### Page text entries

──────────

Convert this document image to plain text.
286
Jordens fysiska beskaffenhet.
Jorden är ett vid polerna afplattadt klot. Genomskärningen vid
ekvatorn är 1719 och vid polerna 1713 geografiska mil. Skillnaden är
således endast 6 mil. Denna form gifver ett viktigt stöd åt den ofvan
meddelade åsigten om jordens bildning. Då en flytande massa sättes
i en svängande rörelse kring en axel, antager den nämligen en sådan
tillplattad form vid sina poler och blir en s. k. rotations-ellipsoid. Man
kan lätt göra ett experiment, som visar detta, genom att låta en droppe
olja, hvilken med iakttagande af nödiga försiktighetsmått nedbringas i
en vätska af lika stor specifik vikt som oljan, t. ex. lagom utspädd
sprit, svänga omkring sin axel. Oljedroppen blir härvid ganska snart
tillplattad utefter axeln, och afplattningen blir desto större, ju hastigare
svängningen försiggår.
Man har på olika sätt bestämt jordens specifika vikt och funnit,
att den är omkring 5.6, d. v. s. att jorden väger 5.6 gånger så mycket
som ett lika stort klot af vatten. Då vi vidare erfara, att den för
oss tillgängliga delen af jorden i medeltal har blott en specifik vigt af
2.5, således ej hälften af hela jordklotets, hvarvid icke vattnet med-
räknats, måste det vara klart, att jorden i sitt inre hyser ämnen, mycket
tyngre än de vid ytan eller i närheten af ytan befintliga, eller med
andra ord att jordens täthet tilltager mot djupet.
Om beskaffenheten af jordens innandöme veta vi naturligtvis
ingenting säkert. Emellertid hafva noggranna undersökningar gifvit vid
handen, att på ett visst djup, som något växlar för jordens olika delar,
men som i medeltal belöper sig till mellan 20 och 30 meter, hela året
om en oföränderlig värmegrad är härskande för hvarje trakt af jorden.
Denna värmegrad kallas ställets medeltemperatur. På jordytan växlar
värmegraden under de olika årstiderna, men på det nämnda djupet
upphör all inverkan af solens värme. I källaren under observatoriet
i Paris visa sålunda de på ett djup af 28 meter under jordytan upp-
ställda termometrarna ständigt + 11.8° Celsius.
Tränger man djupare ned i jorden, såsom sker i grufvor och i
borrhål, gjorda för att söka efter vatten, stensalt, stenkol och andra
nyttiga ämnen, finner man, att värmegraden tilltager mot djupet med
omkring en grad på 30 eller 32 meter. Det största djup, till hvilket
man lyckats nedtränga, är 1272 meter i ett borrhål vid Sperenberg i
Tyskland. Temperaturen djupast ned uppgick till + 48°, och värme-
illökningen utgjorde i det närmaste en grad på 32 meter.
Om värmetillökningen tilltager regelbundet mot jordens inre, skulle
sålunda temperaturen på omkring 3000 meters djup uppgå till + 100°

──────────

### Aim of the exercise
Word for word, retype each record.

### Solution to the exercise
Convert this document image to plain text.
286
Jordens fysiska beskaffenhet.
Jorden är ett vid polerna afplattadt klot. Genomskärningen vid
ekvatorn är 1719 och vid polerna 1713 geografiska mil. Skillnaden är
således endast 6 mil. Denna form gifver ett viktigt stöd åt den ofvan
meddelade åsigten om jordens bildning. Då en flytande massa sättes
i en svängande rörelse kring en axel, antager den nämligen en sådan
tillplattad form vid sina poler och blir en s. k. rotations-ellipsoid. Man
kan lätt göra ett experiment, som visar detta, genom att låta en droppe
olja, hvilken med iakttagande af nödiga försiktighetsmått nedbringas i
en vätska af lika stor specifik vikt som oljan, t. ex. lagom utspädd
sprit, svänga omkring sin axel. Oljedroppen blir härvid ganska snart
tillplattad utefter axeln, och afplattningen blir desto större, ju hastigare
svängningen försiggår.
Man har på olika sätt bestämt jordens specifika vikt och funnit,
att den är omkring 5.6, d. v. s. att jorden väger 5.6 gånger så mycket
som ett lika stort klot af vatten. Då vi vidare erfara, att den för
oss tillgängliga delen af jorden i medeltal har blott en specifik vigt af
2.5, således ej hälften af hela jordklotets, hvarvid icke vattnet med-
räknats, måste det vara klart, att jorden i sitt inre hyser ämnen, mycket
tyngre än de vid ytan eller i närheten af ytan befintliga, eller med
andra ord att jordens täthet tilltager mot djupet.
Om beskaffenheten af jordens innandöme veta vi naturligtvis
ingenting säkert. Emellertid hafva noggranna undersökningar gifvit vid
handen, att på ett visst djup, som något växlar för jordens olika delar,
men som i medeltal belöper sig till mellan 20 och 30 meter, hela året
om en oföränderlig värmegrad är härskande för hvarje trakt af jorden.
Denna värmegrad kallas ställets medeltemperatur. På jordytan växlar
värmegraden under de olika årstiderna, men på det nämnda djupet
upphör all inverkan af solens värme. I källaren under observatoriet
i Paris visa sålunda de på ett djup af 28 meter under jordytan upp-
ställda termometrarna ständigt + 11.8° Celsius.
Tränger man djupare ned i jorden, såsom sker i grufvor och i
borrhål, gjorda för att söka efter vatten, stensalt, stenkol och andra
nyttiga ämnen, finner man, att värmegraden tilltager mot djupet med
omkring en grad på 30 eller 32 meter. Det största djup, till hvilket
man lyckats nedtränga, är 1272 meter i ett borrhål vid Sperenberg i
Tyskland. Temperaturen djupast ned uppgick till + 48°, och värme-
illökningen utgjorde i det närmaste en grad på 32 meter.
Om värmetillökningen tilltager regelbundet mot jordens inre, skulle
sålunda temperaturen på omkring 3000 meters djup uppgå till + 100°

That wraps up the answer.